Pictures aside, write out every record exactly as it appears.

* [Extracted material]:
┏━━

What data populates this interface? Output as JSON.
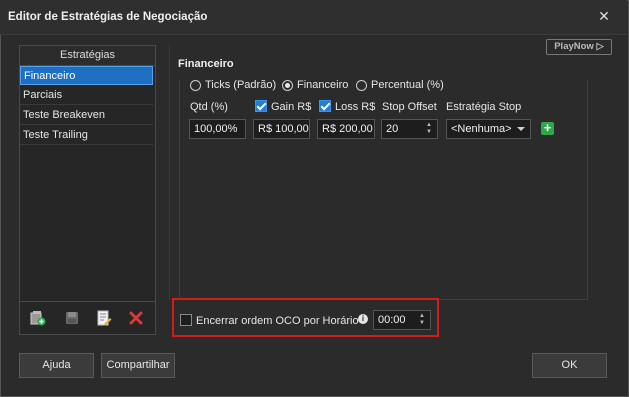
{
  "window": {
    "title": "Editor de Estratégias de Negociação",
    "close_icon": "close-icon"
  },
  "sidebar": {
    "header": "Estratégias",
    "items": [
      {
        "label": "Financeiro",
        "selected": true
      },
      {
        "label": "Parciais",
        "selected": false
      },
      {
        "label": "Teste Breakeven",
        "selected": false
      },
      {
        "label": "Teste Trailing",
        "selected": false
      }
    ],
    "tools": [
      "add-strategy-icon",
      "save-icon",
      "edit-icon",
      "delete-icon"
    ]
  },
  "playnow": {
    "label": "PlayNow ▷"
  },
  "strategy": {
    "section_title": "Financeiro",
    "mode_options": [
      {
        "label": "Ticks (Padrão)",
        "selected": false
      },
      {
        "label": "Financeiro",
        "selected": true
      },
      {
        "label": "Percentual (%)",
        "selected": false
      }
    ],
    "columns": {
      "qtd": "Qtd (%)",
      "gain": "Gain R$",
      "loss": "Loss R$",
      "stop_offset": "Stop Offset",
      "stop_strategy": "Estratégia Stop"
    },
    "gain_checked": true,
    "loss_checked": true,
    "row": {
      "qtd": "100,00%",
      "gain": "R$ 100,00",
      "loss": "R$ 200,00",
      "stop_offset": "20",
      "stop_strategy": "<Nenhuma>"
    }
  },
  "oco": {
    "checked": false,
    "label": "Encerrar ordem OCO por Horário",
    "time": "00:00"
  },
  "footer": {
    "help": "Ajuda",
    "share": "Compartilhar",
    "ok": "OK"
  },
  "colors": {
    "accent": "#1c6fc2",
    "highlight": "#d61a1a",
    "add": "#2fa84a"
  }
}
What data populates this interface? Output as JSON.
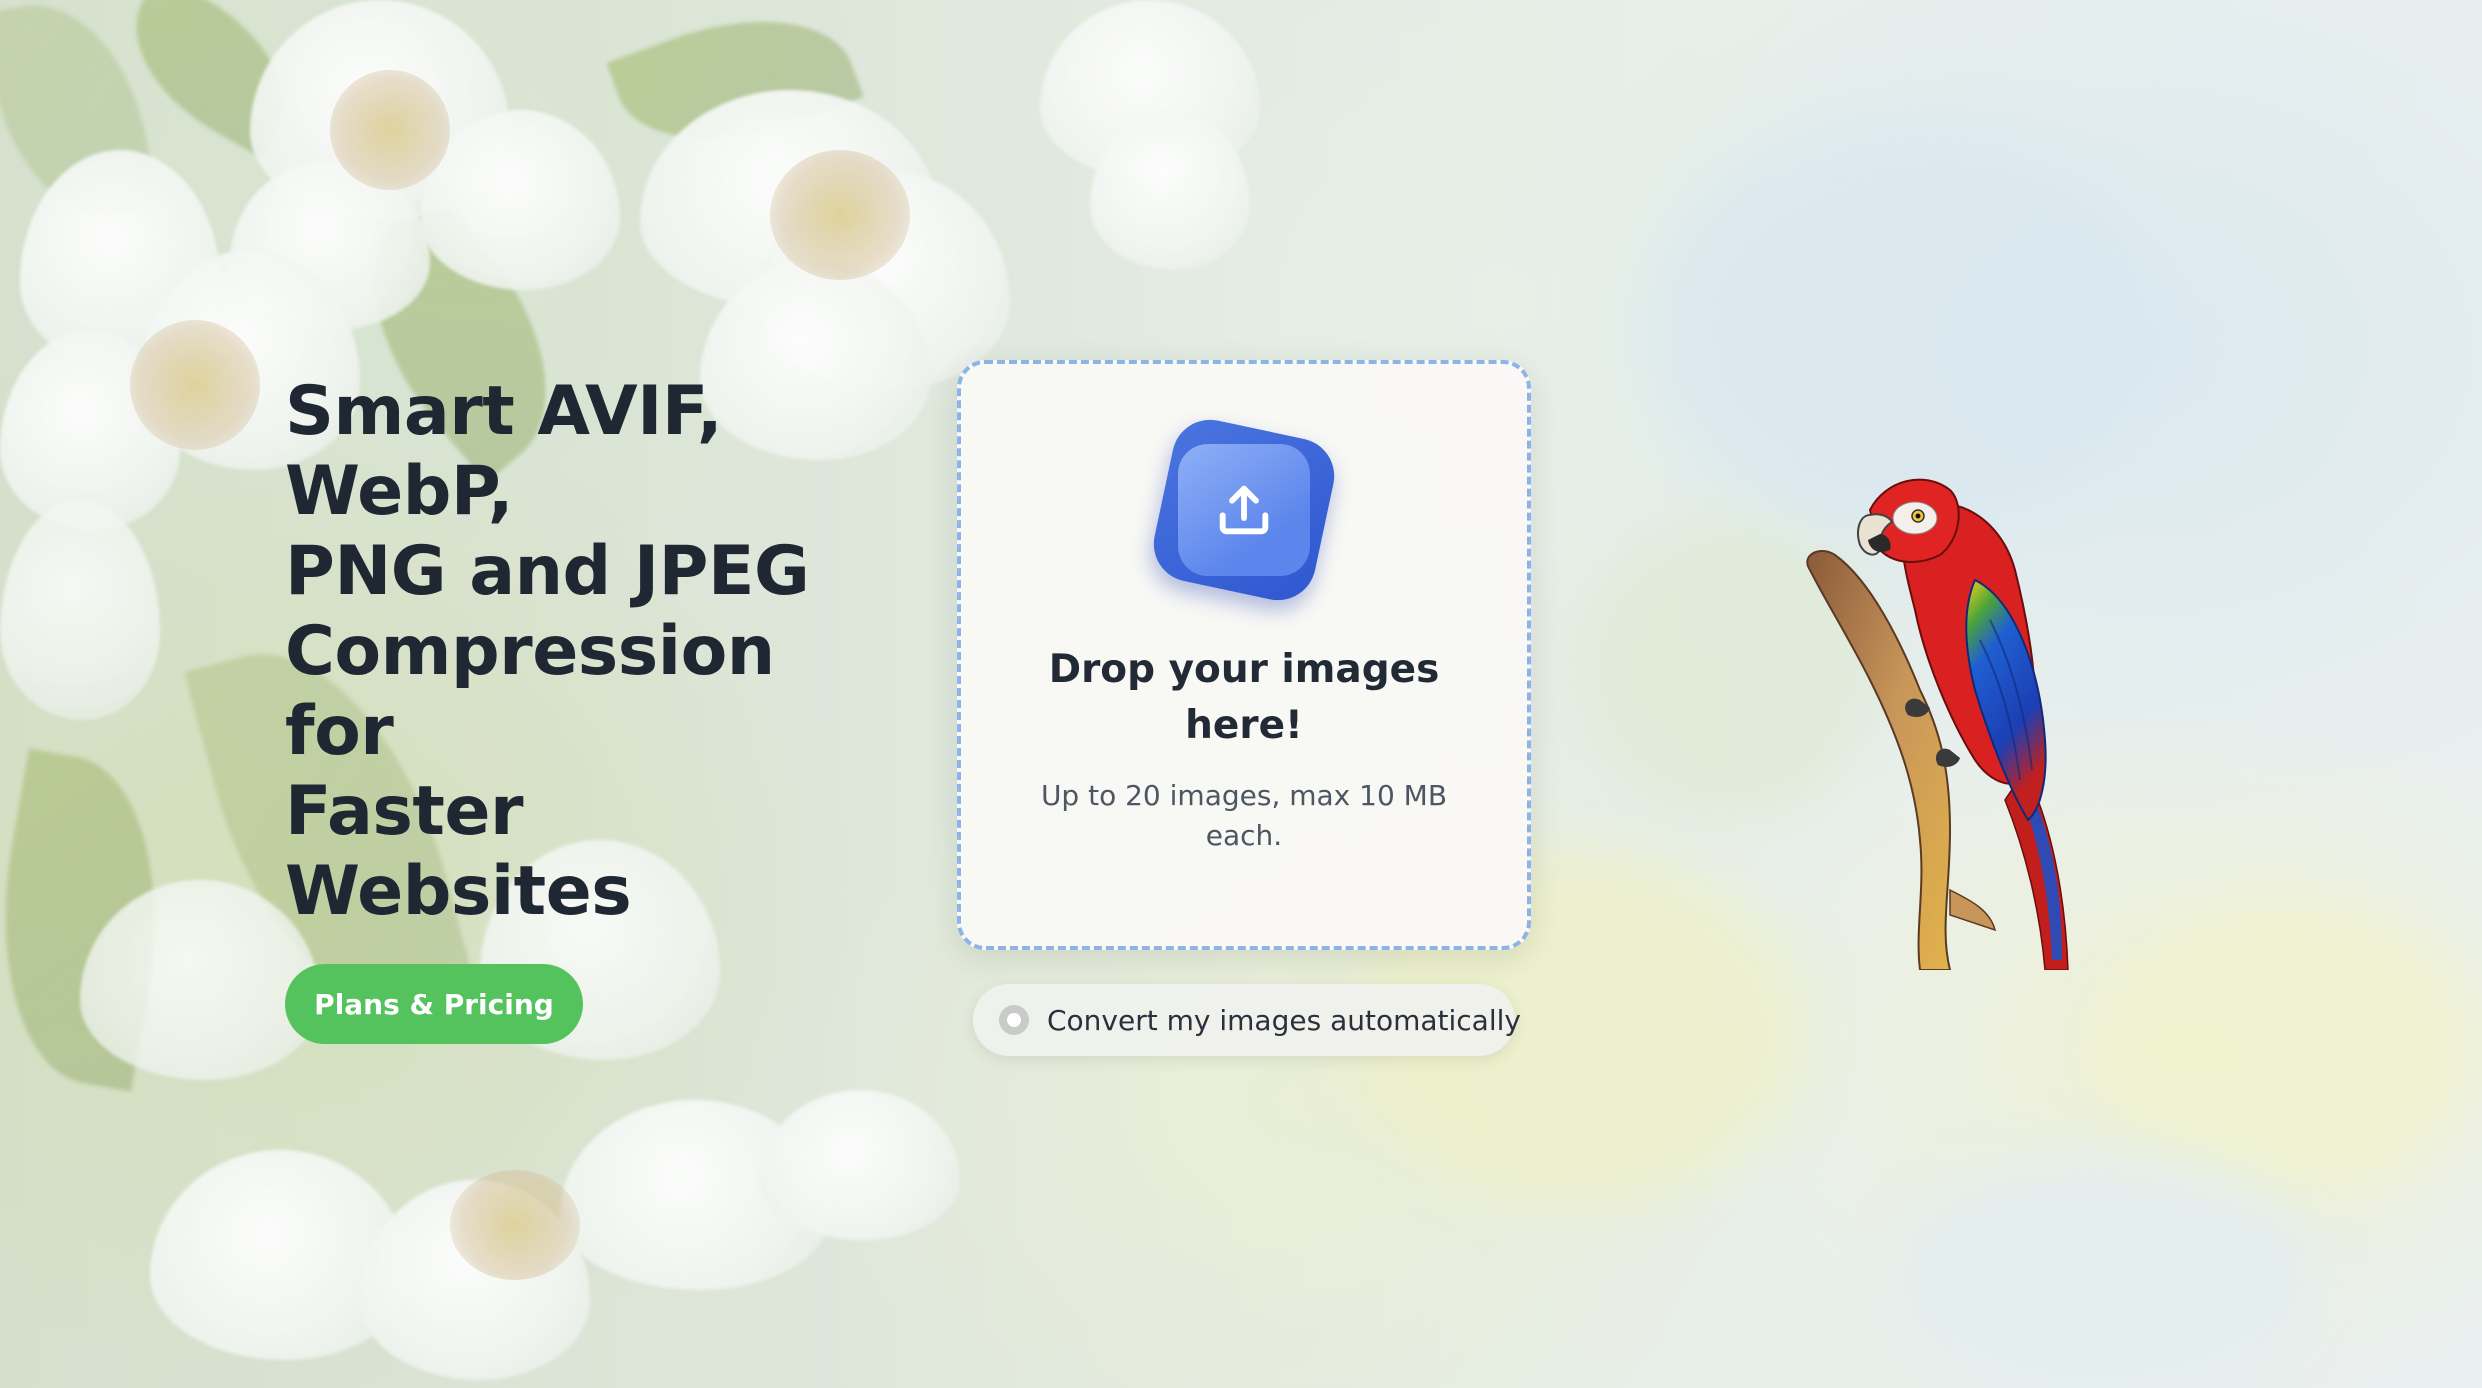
{
  "hero": {
    "title_lines": [
      "Smart AVIF,",
      "WebP,",
      "PNG and JPEG",
      "Compression",
      "for",
      "Faster",
      "Websites"
    ],
    "cta_label": "Plans & Pricing"
  },
  "dropzone": {
    "icon": "upload-icon",
    "title": "Drop your images here!",
    "subtitle": "Up to 20 images, max 10 MB each."
  },
  "auto_convert": {
    "label": "Convert my images automatically",
    "checked": false
  },
  "colors": {
    "cta": "#55c35d",
    "upload_icon": "#3f68d8",
    "dropzone_border": "#8db4e6",
    "heading_text": "#1f2733"
  }
}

┗━━

* [Task output]:
What data populates this interface? Output as JSON.
{
  "window": {
    "title": "Editor de Estratégias de Negociação",
    "close_icon": "close-icon"
  },
  "sidebar": {
    "header": "Estratégias",
    "items": [
      {
        "label": "Financeiro",
        "selected": true
      },
      {
        "label": "Parciais",
        "selected": false
      },
      {
        "label": "Teste Breakeven",
        "selected": false
      },
      {
        "label": "Teste Trailing",
        "selected": false
      }
    ],
    "tools": [
      "add-strategy-icon",
      "save-icon",
      "edit-icon",
      "delete-icon"
    ]
  },
  "playnow": {
    "label": "PlayNow ▷"
  },
  "strategy": {
    "section_title": "Financeiro",
    "mode_options": [
      {
        "label": "Ticks (Padrão)",
        "selected": false
      },
      {
        "label": "Financeiro",
        "selected": true
      },
      {
        "label": "Percentual (%)",
        "selected": false
      }
    ],
    "columns": {
      "qtd": "Qtd (%)",
      "gain": "Gain R$",
      "loss": "Loss R$",
      "stop_offset": "Stop Offset",
      "stop_strategy": "Estratégia Stop"
    },
    "gain_checked": true,
    "loss_checked": true,
    "row": {
      "qtd": "100,00%",
      "gain": "R$ 100,00",
      "loss": "R$ 200,00",
      "stop_offset": "20",
      "stop_strategy": "<Nenhuma>"
    }
  },
  "oco": {
    "checked": false,
    "label": "Encerrar ordem OCO por Horário",
    "time": "00:00"
  },
  "footer": {
    "help": "Ajuda",
    "share": "Compartilhar",
    "ok": "OK"
  },
  "colors": {
    "accent": "#1c6fc2",
    "highlight": "#d61a1a",
    "add": "#2fa84a"
  }
}
What data populates this interface? Output as JSON.
{
  "hero": {
    "title_lines": [
      "Smart AVIF,",
      "WebP,",
      "PNG and JPEG",
      "Compression",
      "for",
      "Faster",
      "Websites"
    ],
    "cta_label": "Plans & Pricing"
  },
  "dropzone": {
    "icon": "upload-icon",
    "title": "Drop your images here!",
    "subtitle": "Up to 20 images, max 10 MB each."
  },
  "auto_convert": {
    "label": "Convert my images automatically",
    "checked": false
  },
  "colors": {
    "cta": "#55c35d",
    "upload_icon": "#3f68d8",
    "dropzone_border": "#8db4e6",
    "heading_text": "#1f2733"
  }
}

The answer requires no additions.